━━━━━ EXTRACTED DATA ━━━━━

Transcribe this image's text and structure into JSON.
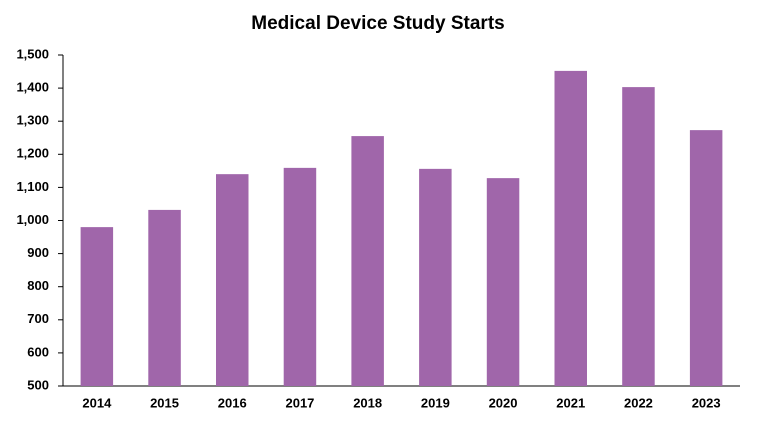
{
  "chart_data": {
    "type": "bar",
    "title": "Medical Device Study Starts",
    "categories": [
      "2014",
      "2015",
      "2016",
      "2017",
      "2018",
      "2019",
      "2020",
      "2021",
      "2022",
      "2023"
    ],
    "values": [
      980,
      1032,
      1140,
      1159,
      1255,
      1156,
      1128,
      1452,
      1403,
      1273
    ],
    "color": "#a066aa",
    "ylim": [
      500,
      1500
    ],
    "yticks": [
      500,
      600,
      700,
      800,
      900,
      {
        "value": 1000,
        "label": "1,000"
      },
      {
        "value": 1100,
        "label": "1,100"
      },
      {
        "value": 1200,
        "label": "1,200"
      },
      {
        "value": 1300,
        "label": "1,300"
      },
      {
        "value": 1400,
        "label": "1,400"
      },
      {
        "value": 1500,
        "label": "1,500"
      }
    ],
    "grid": false
  }
}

━━━━━

◆ **WHAT YOU ARE ASKED TO DO**:
Quote in full the listing given above; the images are to be left out.

◆ **WRITTEN REPLY**:
Transcribe this image's text and structure into JSON.
{
  "chart_data": {
    "type": "bar",
    "title": "Medical Device Study Starts",
    "categories": [
      "2014",
      "2015",
      "2016",
      "2017",
      "2018",
      "2019",
      "2020",
      "2021",
      "2022",
      "2023"
    ],
    "values": [
      980,
      1032,
      1140,
      1159,
      1255,
      1156,
      1128,
      1452,
      1403,
      1273
    ],
    "color": "#a066aa",
    "ylim": [
      500,
      1500
    ],
    "yticks": [
      500,
      600,
      700,
      800,
      900,
      {
        "value": 1000,
        "label": "1,000"
      },
      {
        "value": 1100,
        "label": "1,100"
      },
      {
        "value": 1200,
        "label": "1,200"
      },
      {
        "value": 1300,
        "label": "1,300"
      },
      {
        "value": 1400,
        "label": "1,400"
      },
      {
        "value": 1500,
        "label": "1,500"
      }
    ],
    "grid": false
  }
}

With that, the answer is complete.